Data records
══════

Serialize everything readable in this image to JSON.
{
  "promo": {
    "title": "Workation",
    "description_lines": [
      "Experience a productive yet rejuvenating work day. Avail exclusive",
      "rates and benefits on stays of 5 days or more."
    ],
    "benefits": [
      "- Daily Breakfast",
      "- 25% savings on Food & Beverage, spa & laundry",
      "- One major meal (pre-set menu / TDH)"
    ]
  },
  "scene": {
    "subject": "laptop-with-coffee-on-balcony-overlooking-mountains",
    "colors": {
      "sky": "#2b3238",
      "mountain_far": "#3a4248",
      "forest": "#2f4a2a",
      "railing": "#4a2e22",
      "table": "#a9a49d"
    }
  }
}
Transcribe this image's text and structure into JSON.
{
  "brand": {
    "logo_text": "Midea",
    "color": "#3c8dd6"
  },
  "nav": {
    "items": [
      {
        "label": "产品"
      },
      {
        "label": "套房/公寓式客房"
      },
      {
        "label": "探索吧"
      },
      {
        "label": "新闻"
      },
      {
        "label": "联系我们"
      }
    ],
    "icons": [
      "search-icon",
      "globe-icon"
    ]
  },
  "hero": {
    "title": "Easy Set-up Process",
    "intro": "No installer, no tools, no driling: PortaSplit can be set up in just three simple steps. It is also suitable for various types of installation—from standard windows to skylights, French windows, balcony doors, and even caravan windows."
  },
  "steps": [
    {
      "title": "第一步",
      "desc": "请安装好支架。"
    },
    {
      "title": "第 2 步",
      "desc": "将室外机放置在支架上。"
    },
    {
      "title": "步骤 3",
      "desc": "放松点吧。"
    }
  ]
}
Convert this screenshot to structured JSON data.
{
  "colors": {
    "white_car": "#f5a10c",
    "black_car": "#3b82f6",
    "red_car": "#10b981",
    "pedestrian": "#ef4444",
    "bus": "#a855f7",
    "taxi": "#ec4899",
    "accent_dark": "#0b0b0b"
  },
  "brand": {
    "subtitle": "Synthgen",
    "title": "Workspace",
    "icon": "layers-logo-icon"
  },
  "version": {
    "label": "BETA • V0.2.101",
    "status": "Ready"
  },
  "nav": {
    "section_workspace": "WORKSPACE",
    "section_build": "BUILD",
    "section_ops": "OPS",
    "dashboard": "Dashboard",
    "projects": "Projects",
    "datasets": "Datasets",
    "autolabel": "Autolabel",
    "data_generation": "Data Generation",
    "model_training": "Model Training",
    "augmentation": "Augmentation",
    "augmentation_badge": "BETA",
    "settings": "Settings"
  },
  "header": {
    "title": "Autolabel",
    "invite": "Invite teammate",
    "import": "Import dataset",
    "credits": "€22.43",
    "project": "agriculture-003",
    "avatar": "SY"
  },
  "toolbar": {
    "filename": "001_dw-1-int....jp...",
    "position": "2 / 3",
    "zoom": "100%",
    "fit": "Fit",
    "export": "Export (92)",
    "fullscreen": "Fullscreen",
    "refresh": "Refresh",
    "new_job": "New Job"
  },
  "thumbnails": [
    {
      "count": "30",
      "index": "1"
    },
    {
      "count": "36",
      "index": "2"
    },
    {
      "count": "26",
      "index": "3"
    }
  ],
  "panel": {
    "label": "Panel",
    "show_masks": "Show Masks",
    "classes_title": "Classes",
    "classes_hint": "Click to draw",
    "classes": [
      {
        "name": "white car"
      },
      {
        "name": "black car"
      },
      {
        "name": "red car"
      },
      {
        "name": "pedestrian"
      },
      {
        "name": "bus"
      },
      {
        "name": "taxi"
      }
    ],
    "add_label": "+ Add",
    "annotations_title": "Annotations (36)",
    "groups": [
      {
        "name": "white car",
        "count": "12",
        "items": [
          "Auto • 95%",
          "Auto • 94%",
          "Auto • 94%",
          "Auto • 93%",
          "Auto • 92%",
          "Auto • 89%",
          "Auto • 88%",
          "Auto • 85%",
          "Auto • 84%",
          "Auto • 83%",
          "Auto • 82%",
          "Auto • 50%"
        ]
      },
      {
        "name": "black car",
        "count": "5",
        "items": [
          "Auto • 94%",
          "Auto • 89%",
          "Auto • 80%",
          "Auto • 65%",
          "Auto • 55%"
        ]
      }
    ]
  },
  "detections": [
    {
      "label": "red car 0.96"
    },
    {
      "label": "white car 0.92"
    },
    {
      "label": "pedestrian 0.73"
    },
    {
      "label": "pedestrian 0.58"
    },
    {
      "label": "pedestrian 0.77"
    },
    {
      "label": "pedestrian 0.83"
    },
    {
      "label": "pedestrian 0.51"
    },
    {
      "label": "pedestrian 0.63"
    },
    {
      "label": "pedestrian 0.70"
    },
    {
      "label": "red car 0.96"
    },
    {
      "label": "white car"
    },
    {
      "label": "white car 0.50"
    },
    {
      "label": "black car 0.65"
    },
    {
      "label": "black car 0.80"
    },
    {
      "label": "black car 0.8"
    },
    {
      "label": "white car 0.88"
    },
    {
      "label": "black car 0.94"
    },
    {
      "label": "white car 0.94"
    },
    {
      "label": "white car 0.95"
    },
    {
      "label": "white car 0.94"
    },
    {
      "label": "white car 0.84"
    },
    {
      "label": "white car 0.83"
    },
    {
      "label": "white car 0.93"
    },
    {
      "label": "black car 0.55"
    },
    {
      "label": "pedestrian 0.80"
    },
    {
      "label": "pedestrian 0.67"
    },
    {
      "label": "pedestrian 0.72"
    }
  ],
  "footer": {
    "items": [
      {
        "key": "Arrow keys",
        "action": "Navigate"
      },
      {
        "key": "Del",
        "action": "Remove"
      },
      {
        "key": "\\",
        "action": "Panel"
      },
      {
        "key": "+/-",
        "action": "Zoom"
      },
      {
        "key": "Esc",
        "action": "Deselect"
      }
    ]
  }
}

══════

Give an exact copy of all the data shown above.

Serialize everything readable in this image to JSON.
{
  "promo": {
    "title": "Workation",
    "description_lines": [
      "Experience a productive yet rejuvenating work day. Avail exclusive",
      "rates and benefits on stays of 5 days or more."
    ],
    "benefits": [
      "- Daily Breakfast",
      "- 25% savings on Food & Beverage, spa & laundry",
      "- One major meal (pre-set menu / TDH)"
    ]
  },
  "scene": {
    "subject": "laptop-with-coffee-on-balcony-overlooking-mountains",
    "colors": {
      "sky": "#2b3238",
      "mountain_far": "#3a4248",
      "forest": "#2f4a2a",
      "railing": "#4a2e22",
      "table": "#a9a49d"
    }
  }
}
Transcribe this image's text and structure into JSON.
{
  "brand": {
    "logo_text": "Midea",
    "color": "#3c8dd6"
  },
  "nav": {
    "items": [
      {
        "label": "产品"
      },
      {
        "label": "套房/公寓式客房"
      },
      {
        "label": "探索吧"
      },
      {
        "label": "新闻"
      },
      {
        "label": "联系我们"
      }
    ],
    "icons": [
      "search-icon",
      "globe-icon"
    ]
  },
  "hero": {
    "title": "Easy Set-up Process",
    "intro": "No installer, no tools, no driling: PortaSplit can be set up in just three simple steps. It is also suitable for various types of installation—from standard windows to skylights, French windows, balcony doors, and even caravan windows."
  },
  "steps": [
    {
      "title": "第一步",
      "desc": "请安装好支架。"
    },
    {
      "title": "第 2 步",
      "desc": "将室外机放置在支架上。"
    },
    {
      "title": "步骤 3",
      "desc": "放松点吧。"
    }
  ]
}
Convert this screenshot to structured JSON data.
{
  "colors": {
    "white_car": "#f5a10c",
    "black_car": "#3b82f6",
    "red_car": "#10b981",
    "pedestrian": "#ef4444",
    "bus": "#a855f7",
    "taxi": "#ec4899",
    "accent_dark": "#0b0b0b"
  },
  "brand": {
    "subtitle": "Synthgen",
    "title": "Workspace",
    "icon": "layers-logo-icon"
  },
  "version": {
    "label": "BETA • V0.2.101",
    "status": "Ready"
  },
  "nav": {
    "section_workspace": "WORKSPACE",
    "section_build": "BUILD",
    "section_ops": "OPS",
    "dashboard": "Dashboard",
    "projects": "Projects",
    "datasets": "Datasets",
    "autolabel": "Autolabel",
    "data_generation": "Data Generation",
    "model_training": "Model Training",
    "augmentation": "Augmentation",
    "augmentation_badge": "BETA",
    "settings": "Settings"
  },
  "header": {
    "title": "Autolabel",
    "invite": "Invite teammate",
    "import": "Import dataset",
    "credits": "€22.43",
    "project": "agriculture-003",
    "avatar": "SY"
  },
  "toolbar": {
    "filename": "001_dw-1-int....jp...",
    "position": "2 / 3",
    "zoom": "100%",
    "fit": "Fit",
    "export": "Export (92)",
    "fullscreen": "Fullscreen",
    "refresh": "Refresh",
    "new_job": "New Job"
  },
  "thumbnails": [
    {
      "count": "30",
      "index": "1"
    },
    {
      "count": "36",
      "index": "2"
    },
    {
      "count": "26",
      "index": "3"
    }
  ],
  "panel": {
    "label": "Panel",
    "show_masks": "Show Masks",
    "classes_title": "Classes",
    "classes_hint": "Click to draw",
    "classes": [
      {
        "name": "white car"
      },
      {
        "name": "black car"
      },
      {
        "name": "red car"
      },
      {
        "name": "pedestrian"
      },
      {
        "name": "bus"
      },
      {
        "name": "taxi"
      }
    ],
    "add_label": "+ Add",
    "annotations_title": "Annotations (36)",
    "groups": [
      {
        "name": "white car",
        "count": "12",
        "items": [
          "Auto • 95%",
          "Auto • 94%",
          "Auto • 94%",
          "Auto • 93%",
          "Auto • 92%",
          "Auto • 89%",
          "Auto • 88%",
          "Auto • 85%",
          "Auto • 84%",
          "Auto • 83%",
          "Auto • 82%",
          "Auto • 50%"
        ]
      },
      {
        "name": "black car",
        "count": "5",
        "items": [
          "Auto • 94%",
          "Auto • 89%",
          "Auto • 80%",
          "Auto • 65%",
          "Auto • 55%"
        ]
      }
    ]
  },
  "detections": [
    {
      "label": "red car 0.96"
    },
    {
      "label": "white car 0.92"
    },
    {
      "label": "pedestrian 0.73"
    },
    {
      "label": "pedestrian 0.58"
    },
    {
      "label": "pedestrian 0.77"
    },
    {
      "label": "pedestrian 0.83"
    },
    {
      "label": "pedestrian 0.51"
    },
    {
      "label": "pedestrian 0.63"
    },
    {
      "label": "pedestrian 0.70"
    },
    {
      "label": "red car 0.96"
    },
    {
      "label": "white car"
    },
    {
      "label": "white car 0.50"
    },
    {
      "label": "black car 0.65"
    },
    {
      "label": "black car 0.80"
    },
    {
      "label": "black car 0.8"
    },
    {
      "label": "white car 0.88"
    },
    {
      "label": "black car 0.94"
    },
    {
      "label": "white car 0.94"
    },
    {
      "label": "white car 0.95"
    },
    {
      "label": "white car 0.94"
    },
    {
      "label": "white car 0.84"
    },
    {
      "label": "white car 0.83"
    },
    {
      "label": "white car 0.93"
    },
    {
      "label": "black car 0.55"
    },
    {
      "label": "pedestrian 0.80"
    },
    {
      "label": "pedestrian 0.67"
    },
    {
      "label": "pedestrian 0.72"
    }
  ],
  "footer": {
    "items": [
      {
        "key": "Arrow keys",
        "action": "Navigate"
      },
      {
        "key": "Del",
        "action": "Remove"
      },
      {
        "key": "\\",
        "action": "Panel"
      },
      {
        "key": "+/-",
        "action": "Zoom"
      },
      {
        "key": "Esc",
        "action": "Deselect"
      }
    ]
  }
}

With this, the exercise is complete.